Which lines of the data contain the string "LIHC"? Copy every one.

##### Records shown

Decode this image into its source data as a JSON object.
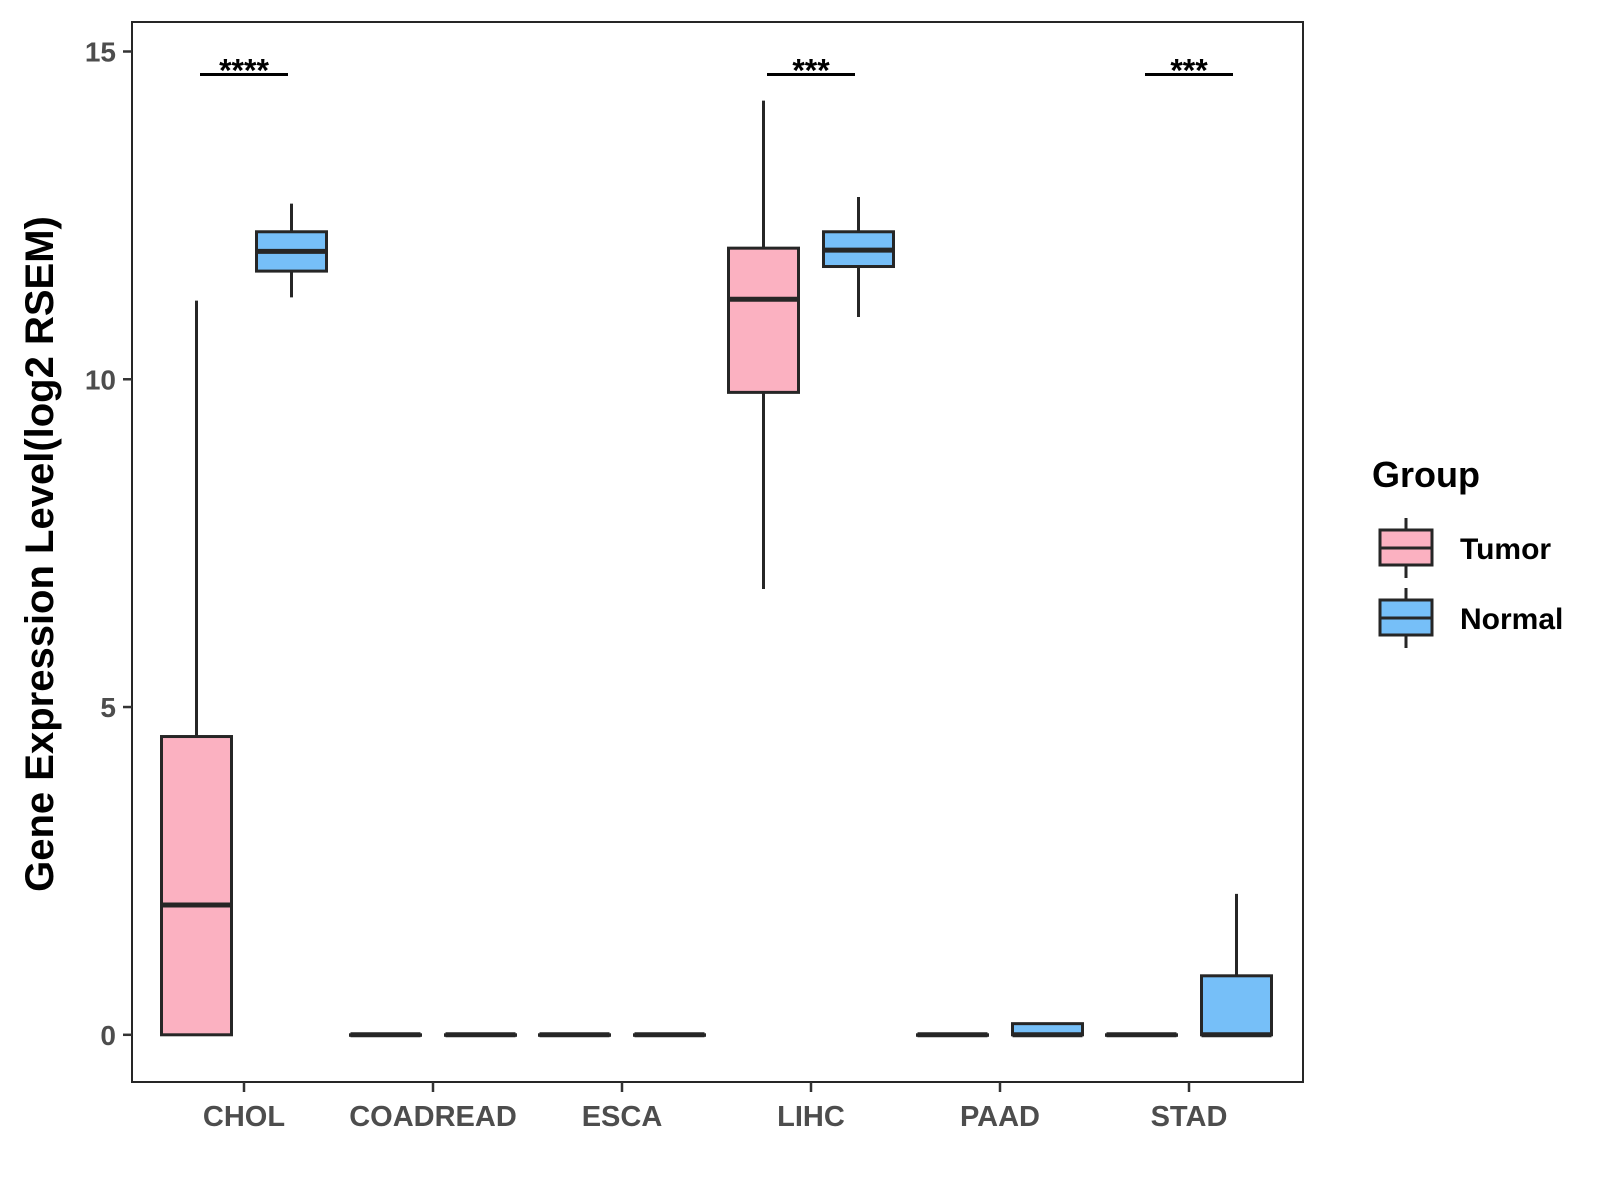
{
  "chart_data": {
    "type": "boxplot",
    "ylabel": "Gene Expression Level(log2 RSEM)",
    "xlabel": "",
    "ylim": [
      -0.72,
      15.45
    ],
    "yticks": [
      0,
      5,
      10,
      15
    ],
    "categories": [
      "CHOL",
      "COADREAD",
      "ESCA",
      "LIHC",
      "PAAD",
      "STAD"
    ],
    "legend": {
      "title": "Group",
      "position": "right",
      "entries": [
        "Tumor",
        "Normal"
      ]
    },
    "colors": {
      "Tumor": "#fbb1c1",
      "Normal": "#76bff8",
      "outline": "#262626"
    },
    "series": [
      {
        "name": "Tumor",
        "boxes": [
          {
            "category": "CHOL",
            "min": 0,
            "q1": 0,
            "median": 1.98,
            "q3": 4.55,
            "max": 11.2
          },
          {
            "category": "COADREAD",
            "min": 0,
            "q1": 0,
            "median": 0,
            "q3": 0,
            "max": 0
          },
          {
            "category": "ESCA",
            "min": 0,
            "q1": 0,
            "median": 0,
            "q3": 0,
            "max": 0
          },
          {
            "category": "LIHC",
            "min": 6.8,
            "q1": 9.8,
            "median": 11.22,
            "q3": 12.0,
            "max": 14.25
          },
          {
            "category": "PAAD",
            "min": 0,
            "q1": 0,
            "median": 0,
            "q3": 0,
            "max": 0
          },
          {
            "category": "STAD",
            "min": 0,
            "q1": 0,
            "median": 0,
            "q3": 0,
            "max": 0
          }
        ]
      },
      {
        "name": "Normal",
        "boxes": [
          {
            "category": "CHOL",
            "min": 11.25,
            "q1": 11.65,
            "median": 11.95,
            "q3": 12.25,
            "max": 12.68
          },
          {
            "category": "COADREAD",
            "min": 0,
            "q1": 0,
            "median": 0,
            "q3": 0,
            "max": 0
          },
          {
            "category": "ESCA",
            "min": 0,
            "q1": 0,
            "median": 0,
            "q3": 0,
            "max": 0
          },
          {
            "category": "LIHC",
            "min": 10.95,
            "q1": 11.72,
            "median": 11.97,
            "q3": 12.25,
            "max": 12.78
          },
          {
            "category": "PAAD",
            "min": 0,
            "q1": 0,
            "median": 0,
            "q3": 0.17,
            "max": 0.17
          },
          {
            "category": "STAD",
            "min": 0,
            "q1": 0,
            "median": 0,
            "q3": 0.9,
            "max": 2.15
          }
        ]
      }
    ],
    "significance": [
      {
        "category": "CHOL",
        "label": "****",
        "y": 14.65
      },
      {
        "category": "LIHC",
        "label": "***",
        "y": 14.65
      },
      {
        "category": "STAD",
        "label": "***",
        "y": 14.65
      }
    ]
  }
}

##########

[Task response]:
      "LIHC",
            "category": "LIHC",
            "category": "LIHC",
        "category": "LIHC",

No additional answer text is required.